╭─ SUPPLIED MATERIAL

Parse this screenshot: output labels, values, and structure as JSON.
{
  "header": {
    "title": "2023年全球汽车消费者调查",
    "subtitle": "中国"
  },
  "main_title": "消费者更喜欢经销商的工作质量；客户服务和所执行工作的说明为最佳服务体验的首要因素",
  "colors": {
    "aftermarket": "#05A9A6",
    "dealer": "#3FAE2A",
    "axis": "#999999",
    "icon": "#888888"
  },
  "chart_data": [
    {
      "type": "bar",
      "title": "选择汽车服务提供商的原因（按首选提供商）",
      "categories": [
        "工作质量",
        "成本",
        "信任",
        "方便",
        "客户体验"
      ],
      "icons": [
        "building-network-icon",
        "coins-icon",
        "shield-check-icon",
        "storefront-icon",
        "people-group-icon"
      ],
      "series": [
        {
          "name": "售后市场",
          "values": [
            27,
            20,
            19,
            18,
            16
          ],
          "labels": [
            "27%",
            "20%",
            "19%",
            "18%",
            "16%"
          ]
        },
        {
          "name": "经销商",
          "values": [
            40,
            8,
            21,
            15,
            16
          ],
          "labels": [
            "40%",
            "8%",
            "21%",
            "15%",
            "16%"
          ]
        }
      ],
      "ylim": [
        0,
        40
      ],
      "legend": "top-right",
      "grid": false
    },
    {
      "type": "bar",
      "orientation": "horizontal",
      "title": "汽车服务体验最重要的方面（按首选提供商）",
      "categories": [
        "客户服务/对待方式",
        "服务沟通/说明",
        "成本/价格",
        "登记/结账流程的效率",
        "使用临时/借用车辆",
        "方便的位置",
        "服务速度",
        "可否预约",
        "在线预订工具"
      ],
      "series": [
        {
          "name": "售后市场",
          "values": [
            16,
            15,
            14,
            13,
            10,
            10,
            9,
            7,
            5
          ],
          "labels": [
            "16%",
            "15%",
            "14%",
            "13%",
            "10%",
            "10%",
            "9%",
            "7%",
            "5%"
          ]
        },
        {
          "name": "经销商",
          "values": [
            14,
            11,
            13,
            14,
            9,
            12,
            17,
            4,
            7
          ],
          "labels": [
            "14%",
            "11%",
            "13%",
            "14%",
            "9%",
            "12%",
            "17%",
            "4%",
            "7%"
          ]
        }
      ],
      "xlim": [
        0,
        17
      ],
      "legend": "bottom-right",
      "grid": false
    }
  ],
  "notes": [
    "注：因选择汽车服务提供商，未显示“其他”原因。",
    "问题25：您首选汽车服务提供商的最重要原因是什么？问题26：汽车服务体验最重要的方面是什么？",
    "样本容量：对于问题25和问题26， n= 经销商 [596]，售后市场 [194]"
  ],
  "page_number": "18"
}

╰─
╭─ SUPPLIED MATERIAL

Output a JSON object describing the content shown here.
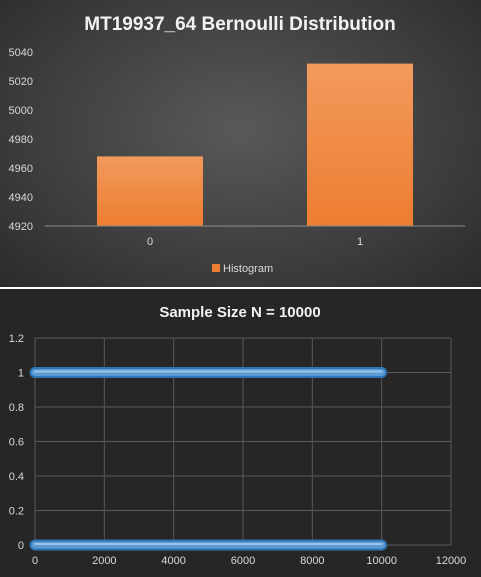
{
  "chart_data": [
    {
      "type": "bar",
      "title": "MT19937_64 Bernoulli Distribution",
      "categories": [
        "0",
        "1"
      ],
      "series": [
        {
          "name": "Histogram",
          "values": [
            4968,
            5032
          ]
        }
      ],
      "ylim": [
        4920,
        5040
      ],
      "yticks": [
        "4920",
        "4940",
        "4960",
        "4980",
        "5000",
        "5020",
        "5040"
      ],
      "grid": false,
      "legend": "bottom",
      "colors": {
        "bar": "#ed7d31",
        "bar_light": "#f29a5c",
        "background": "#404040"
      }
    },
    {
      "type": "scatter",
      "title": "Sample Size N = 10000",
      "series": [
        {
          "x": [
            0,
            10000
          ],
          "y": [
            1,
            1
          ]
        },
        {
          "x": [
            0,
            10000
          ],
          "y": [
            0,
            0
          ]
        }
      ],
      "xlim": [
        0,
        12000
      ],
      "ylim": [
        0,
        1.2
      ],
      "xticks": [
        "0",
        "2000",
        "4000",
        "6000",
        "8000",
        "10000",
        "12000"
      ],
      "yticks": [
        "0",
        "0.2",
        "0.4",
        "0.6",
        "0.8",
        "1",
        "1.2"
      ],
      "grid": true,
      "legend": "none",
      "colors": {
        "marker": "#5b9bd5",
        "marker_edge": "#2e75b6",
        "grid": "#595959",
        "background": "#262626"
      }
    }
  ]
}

╰─

Show, from the material above, each line that includes the string "legend".

» **CORRECT ANSWER**:
      "legend": "top-right",
      "legend": "bottom-right",
      "legend": "bottom",
      "legend": "none",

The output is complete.